### Your task
In the data below, locate each line with the word "JSON" and list it.

+++ Record set +++

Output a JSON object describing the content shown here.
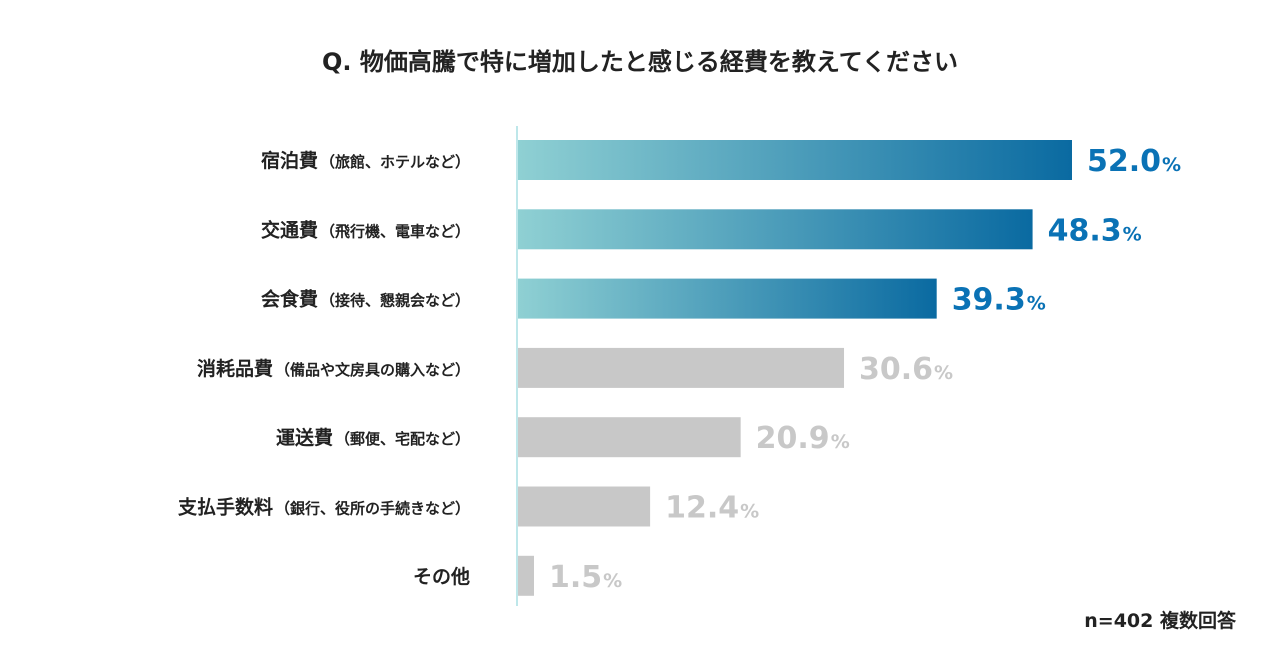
{
  "chart_data": {
    "type": "bar",
    "orientation": "horizontal",
    "title": "Q. 物価高騰で特に増加したと感じる経費を教えてください",
    "categories": [
      {
        "main": "宿泊費",
        "paren": "（旅館、ホテルなど）"
      },
      {
        "main": "交通費",
        "paren": "（飛行機、電車など）"
      },
      {
        "main": "会食費",
        "paren": "（接待、懇親会など）"
      },
      {
        "main": "消耗品費",
        "paren": "（備品や文房具の購入など）"
      },
      {
        "main": "運送費",
        "paren": "（郵便、宅配など）"
      },
      {
        "main": "支払手数料",
        "paren": "（銀行、役所の手続きなど）"
      },
      {
        "main": "その他",
        "paren": ""
      }
    ],
    "values": [
      52.0,
      48.3,
      39.3,
      30.6,
      20.9,
      12.4,
      1.5
    ],
    "value_labels": [
      "52.0",
      "48.3",
      "39.3",
      "30.6",
      "20.9",
      "12.4",
      "1.5"
    ],
    "unit": "%",
    "highlighted_count": 3,
    "xlim": [
      0,
      60
    ],
    "grid": false,
    "note": "n=402 複数回答",
    "colors": {
      "highlight_start": "#8fd0d3",
      "highlight_end": "#0a6aa1",
      "highlight_label": "#0a72b5",
      "muted_bar": "#c8c8c8",
      "muted_label": "#c8c8c8",
      "axis": "#a9dfe3",
      "text": "#222222"
    }
  }
}
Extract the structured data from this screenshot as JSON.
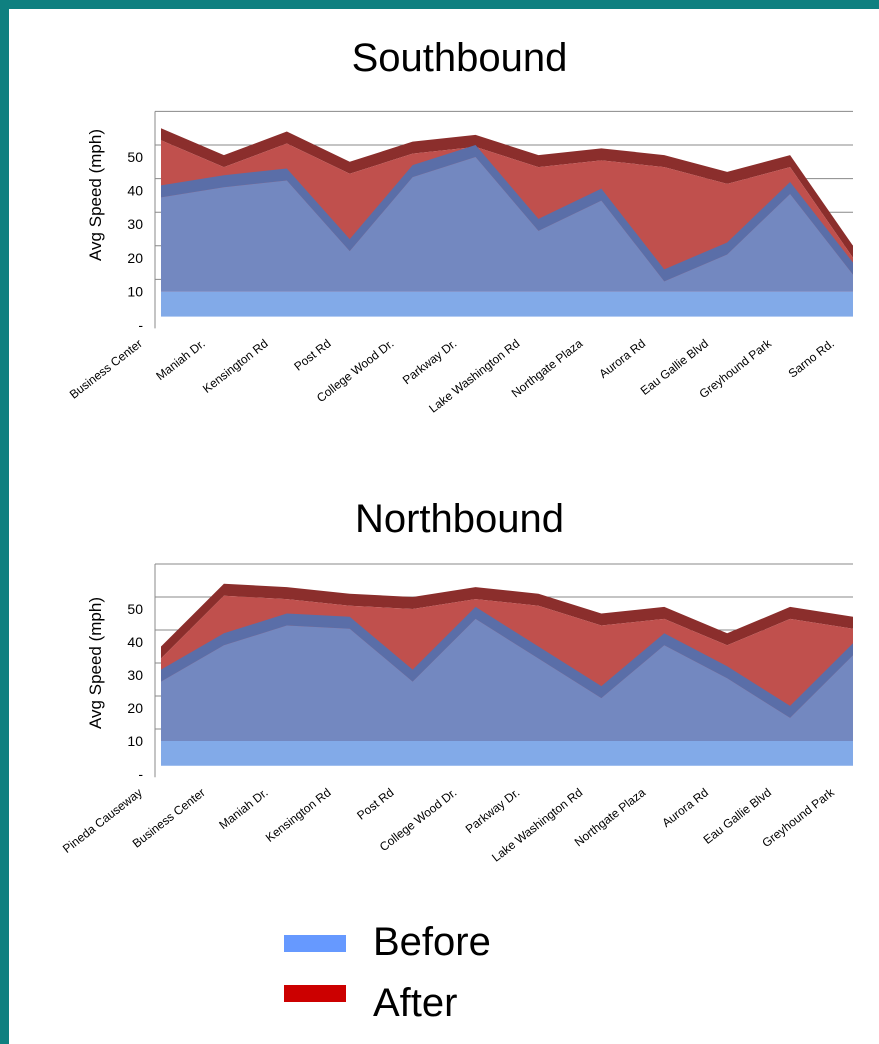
{
  "colors": {
    "frame": "#0f8080",
    "before": "#7388c0",
    "before_base": "#82aae8",
    "after": "#c0504d",
    "after_top": "#8b2e2c",
    "legend_before": "#6699ff",
    "legend_after": "#cc0000",
    "grid": "#888888"
  },
  "legend": {
    "before_label": "Before",
    "after_label": "After"
  },
  "chart_data": [
    {
      "type": "area",
      "title": "Southbound",
      "ylabel": "Avg Speed (mph)",
      "ylim": [
        0,
        60
      ],
      "yticks": [
        "-",
        "10",
        "20",
        "30",
        "40",
        "50"
      ],
      "grid": true,
      "categories": [
        "Business Center",
        "Maniah Dr.",
        "Kensington Rd",
        "Post Rd",
        "College Wood Dr.",
        "Parkway Dr.",
        "Lake Washington Rd",
        "Northgate Plaza",
        "Aurora Rd",
        "Eau Gallie Blvd",
        "Greyhound Park",
        "Sarno Rd."
      ],
      "series": [
        {
          "name": "Before",
          "values": [
            38,
            41,
            43,
            22,
            44,
            50,
            28,
            37,
            13,
            21,
            39,
            15
          ]
        },
        {
          "name": "After",
          "values": [
            55,
            47,
            54,
            45,
            51,
            53,
            47,
            49,
            47,
            42,
            47,
            20
          ]
        }
      ]
    },
    {
      "type": "area",
      "title": "Northbound",
      "ylabel": "Avg Speed (mph)",
      "ylim": [
        0,
        60
      ],
      "yticks": [
        "-",
        "10",
        "20",
        "30",
        "40",
        "50"
      ],
      "grid": true,
      "categories": [
        "Pineda Causeway",
        "Business Center",
        "Maniah Dr.",
        "Kensington Rd",
        "Post Rd",
        "College Wood Dr.",
        "Parkway Dr.",
        "Lake Washington Rd",
        "Northgate Plaza",
        "Aurora Rd",
        "Eau Gallie Blvd",
        "Greyhound Park"
      ],
      "series": [
        {
          "name": "Before",
          "values": [
            28,
            39,
            45,
            44,
            28,
            47,
            35,
            23,
            39,
            29,
            17,
            36
          ]
        },
        {
          "name": "After",
          "values": [
            35,
            54,
            53,
            51,
            50,
            53,
            51,
            45,
            47,
            39,
            47,
            44
          ]
        }
      ]
    }
  ]
}
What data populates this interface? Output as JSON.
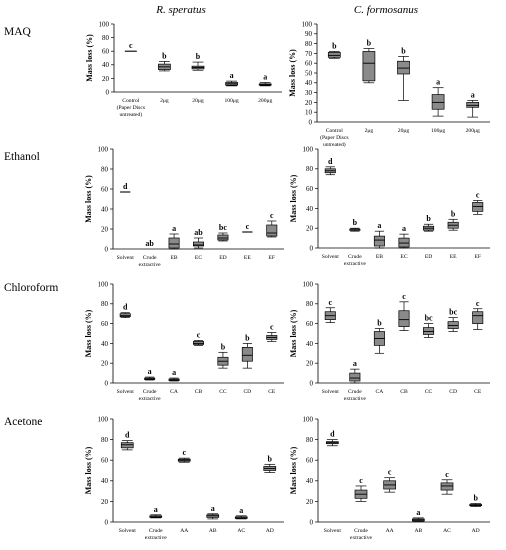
{
  "column_titles": [
    "R. speratus",
    "C. formosanus"
  ],
  "row_labels": [
    "MAQ",
    "Ethanol",
    "Chloroform",
    "Acetone"
  ],
  "colors": {
    "box_fill": "#8a8a8a",
    "stroke": "#000000"
  },
  "chart_data": [
    {
      "type": "box",
      "panel": "MAQ - R. speratus",
      "ylabel": "Mass loss (%)",
      "ylim": [
        0,
        100
      ],
      "yticks": [
        0,
        20,
        40,
        60,
        80,
        100
      ],
      "categories": [
        "Control (Paper Discs untreated)",
        "2μg",
        "20μg",
        "100μg",
        "200μg"
      ],
      "boxes": [
        {
          "min": 60,
          "q1": 60,
          "median": 60,
          "q3": 60,
          "max": 60,
          "letter": "c"
        },
        {
          "min": 31,
          "q1": 33,
          "median": 37,
          "q3": 41,
          "max": 45,
          "letter": "b"
        },
        {
          "min": 32,
          "q1": 34,
          "median": 36,
          "q3": 38,
          "max": 44,
          "letter": "b"
        },
        {
          "min": 9,
          "q1": 10,
          "median": 12,
          "q3": 14,
          "max": 16,
          "letter": "a"
        },
        {
          "min": 9,
          "q1": 10,
          "median": 11,
          "q3": 12,
          "max": 14,
          "letter": "a"
        }
      ]
    },
    {
      "type": "box",
      "panel": "MAQ - C. formosanus",
      "ylabel": "Mass loss (%)",
      "ylim": [
        0,
        100
      ],
      "yticks": [
        0,
        10,
        20,
        30,
        40,
        50,
        60,
        70,
        80,
        90,
        100
      ],
      "categories": [
        "Control (Paper Discs untreated)",
        "2μg",
        "20μg",
        "100μg",
        "200μg"
      ],
      "boxes": [
        {
          "min": 65,
          "q1": 66,
          "median": 68,
          "q3": 71,
          "max": 72,
          "letter": "b"
        },
        {
          "min": 40,
          "q1": 42,
          "median": 60,
          "q3": 72,
          "max": 75,
          "letter": "b"
        },
        {
          "min": 22,
          "q1": 49,
          "median": 55,
          "q3": 62,
          "max": 67,
          "letter": "b"
        },
        {
          "min": 6,
          "q1": 13,
          "median": 20,
          "q3": 28,
          "max": 35,
          "letter": "a"
        },
        {
          "min": 5,
          "q1": 15,
          "median": 17,
          "q3": 20,
          "max": 22,
          "letter": "a"
        }
      ]
    },
    {
      "type": "box",
      "panel": "Ethanol - R. speratus",
      "ylabel": "Mass loss (%)",
      "ylim": [
        0,
        100
      ],
      "yticks": [
        0,
        20,
        40,
        60,
        80,
        100
      ],
      "categories": [
        "Solvent",
        "Crude extractive",
        "EB",
        "EC",
        "ED",
        "EE",
        "EF"
      ],
      "boxes": [
        {
          "min": 57,
          "q1": 57,
          "median": 57,
          "q3": 57,
          "max": 57,
          "letter": "d"
        },
        null,
        {
          "min": 0,
          "q1": 1,
          "median": 5,
          "q3": 11,
          "max": 15,
          "letter": "a"
        },
        {
          "min": 1,
          "q1": 3,
          "median": 4,
          "q3": 7,
          "max": 11,
          "letter": "ab"
        },
        {
          "min": 8,
          "q1": 9,
          "median": 11,
          "q3": 14,
          "max": 16,
          "letter": "bc"
        },
        {
          "min": 17,
          "q1": 17,
          "median": 17,
          "q3": 17,
          "max": 17,
          "letter": "c"
        },
        {
          "min": 12,
          "q1": 13,
          "median": 16,
          "q3": 24,
          "max": 28,
          "letter": "c"
        }
      ],
      "extra_labels": [
        {
          "category": 1,
          "value": 0,
          "letter": "ab"
        }
      ]
    },
    {
      "type": "box",
      "panel": "Ethanol - C. formosanus",
      "ylabel": "Mass loss (%)",
      "ylim": [
        0,
        100
      ],
      "yticks": [
        0,
        20,
        40,
        60,
        80,
        100
      ],
      "categories": [
        "Solvent",
        "Crude extractive",
        "EB",
        "EC",
        "ED",
        "EE",
        "EF"
      ],
      "boxes": [
        {
          "min": 74,
          "q1": 76,
          "median": 78,
          "q3": 80,
          "max": 82,
          "letter": "d"
        },
        {
          "min": 17,
          "q1": 18,
          "median": 19,
          "q3": 19,
          "max": 20,
          "letter": "b"
        },
        {
          "min": 0,
          "q1": 2,
          "median": 8,
          "q3": 12,
          "max": 17,
          "letter": "a"
        },
        {
          "min": 0,
          "q1": 1,
          "median": 5,
          "q3": 10,
          "max": 14,
          "letter": "a"
        },
        {
          "min": 17,
          "q1": 18,
          "median": 20,
          "q3": 22,
          "max": 24,
          "letter": "b"
        },
        {
          "min": 18,
          "q1": 20,
          "median": 23,
          "q3": 26,
          "max": 29,
          "letter": "b"
        },
        {
          "min": 34,
          "q1": 37,
          "median": 42,
          "q3": 46,
          "max": 48,
          "letter": "c"
        }
      ]
    },
    {
      "type": "box",
      "panel": "Chloroform - R. speratus",
      "ylabel": "Mass loss (%)",
      "ylim": [
        0,
        100
      ],
      "yticks": [
        0,
        20,
        40,
        60,
        80,
        100
      ],
      "categories": [
        "Solvent",
        "Crude extractive",
        "CA",
        "CB",
        "CC",
        "CD",
        "CE"
      ],
      "boxes": [
        {
          "min": 66,
          "q1": 67,
          "median": 68,
          "q3": 70,
          "max": 71,
          "letter": "d"
        },
        {
          "min": 3,
          "q1": 3.5,
          "median": 4,
          "q3": 5,
          "max": 6,
          "letter": "a"
        },
        {
          "min": 2,
          "q1": 2.5,
          "median": 3,
          "q3": 4,
          "max": 5,
          "letter": "a"
        },
        {
          "min": 38,
          "q1": 39,
          "median": 40,
          "q3": 42,
          "max": 43,
          "letter": "c"
        },
        {
          "min": 15,
          "q1": 18,
          "median": 22,
          "q3": 26,
          "max": 31,
          "letter": "b"
        },
        {
          "min": 15,
          "q1": 22,
          "median": 28,
          "q3": 36,
          "max": 40,
          "letter": "b"
        },
        {
          "min": 42,
          "q1": 44,
          "median": 46,
          "q3": 48,
          "max": 51,
          "letter": "c"
        }
      ]
    },
    {
      "type": "box",
      "panel": "Chloroform - C. formosanus",
      "ylabel": "Mass loss (%)",
      "ylim": [
        0,
        100
      ],
      "yticks": [
        0,
        20,
        40,
        60,
        80,
        100
      ],
      "categories": [
        "Solvent",
        "Crude extractive",
        "CA",
        "CB",
        "CC",
        "CD",
        "CE"
      ],
      "boxes": [
        {
          "min": 61,
          "q1": 64,
          "median": 68,
          "q3": 72,
          "max": 76,
          "letter": "c"
        },
        {
          "min": 0,
          "q1": 2,
          "median": 5,
          "q3": 10,
          "max": 14,
          "letter": "a"
        },
        {
          "min": 30,
          "q1": 38,
          "median": 45,
          "q3": 52,
          "max": 55,
          "letter": "b"
        },
        {
          "min": 53,
          "q1": 57,
          "median": 64,
          "q3": 73,
          "max": 82,
          "letter": "c"
        },
        {
          "min": 46,
          "q1": 49,
          "median": 52,
          "q3": 56,
          "max": 60,
          "letter": "bc"
        },
        {
          "min": 52,
          "q1": 55,
          "median": 58,
          "q3": 62,
          "max": 66,
          "letter": "bc"
        },
        {
          "min": 54,
          "q1": 60,
          "median": 68,
          "q3": 72,
          "max": 75,
          "letter": "c"
        }
      ]
    },
    {
      "type": "box",
      "panel": "Acetone - R. speratus",
      "ylabel": "Mass loss (%)",
      "ylim": [
        0,
        100
      ],
      "yticks": [
        0,
        20,
        40,
        60,
        80,
        100
      ],
      "categories": [
        "Solvent",
        "Crude extractive",
        "AA",
        "AB",
        "AC",
        "AD"
      ],
      "boxes": [
        {
          "min": 70,
          "q1": 72,
          "median": 75,
          "q3": 77,
          "max": 79,
          "letter": "d"
        },
        {
          "min": 4,
          "q1": 4.5,
          "median": 5,
          "q3": 6,
          "max": 7,
          "letter": "a"
        },
        {
          "min": 58,
          "q1": 59,
          "median": 60,
          "q3": 61,
          "max": 62,
          "letter": "c"
        },
        {
          "min": 3,
          "q1": 4.5,
          "median": 6,
          "q3": 7,
          "max": 8,
          "letter": "a"
        },
        {
          "min": 3,
          "q1": 3.5,
          "median": 4,
          "q3": 5,
          "max": 6,
          "letter": "a"
        },
        {
          "min": 48,
          "q1": 50,
          "median": 52,
          "q3": 54,
          "max": 56,
          "letter": "b"
        }
      ]
    },
    {
      "type": "box",
      "panel": "Acetone - C. formosanus",
      "ylabel": "Mass loss (%)",
      "ylim": [
        0,
        100
      ],
      "yticks": [
        0,
        20,
        40,
        60,
        80,
        100
      ],
      "categories": [
        "Solvent",
        "Crude extractive",
        "AA",
        "AB",
        "AC",
        "AD"
      ],
      "boxes": [
        {
          "min": 74,
          "q1": 76,
          "median": 77,
          "q3": 78,
          "max": 80,
          "letter": "d"
        },
        {
          "min": 20,
          "q1": 23,
          "median": 27,
          "q3": 31,
          "max": 35,
          "letter": "c"
        },
        {
          "min": 29,
          "q1": 32,
          "median": 36,
          "q3": 40,
          "max": 43,
          "letter": "c"
        },
        {
          "min": 0.5,
          "q1": 1,
          "median": 2,
          "q3": 3,
          "max": 4,
          "letter": "a"
        },
        {
          "min": 27,
          "q1": 31,
          "median": 35,
          "q3": 38,
          "max": 41,
          "letter": "c"
        },
        {
          "min": 15,
          "q1": 16,
          "median": 16.5,
          "q3": 17,
          "max": 18,
          "letter": "b"
        }
      ]
    }
  ]
}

+++

### Result below
Output a JSON object describing the content shown here.
Extract the structured data from this screenshot as JSON.
What data populates this interface? Output as JSON.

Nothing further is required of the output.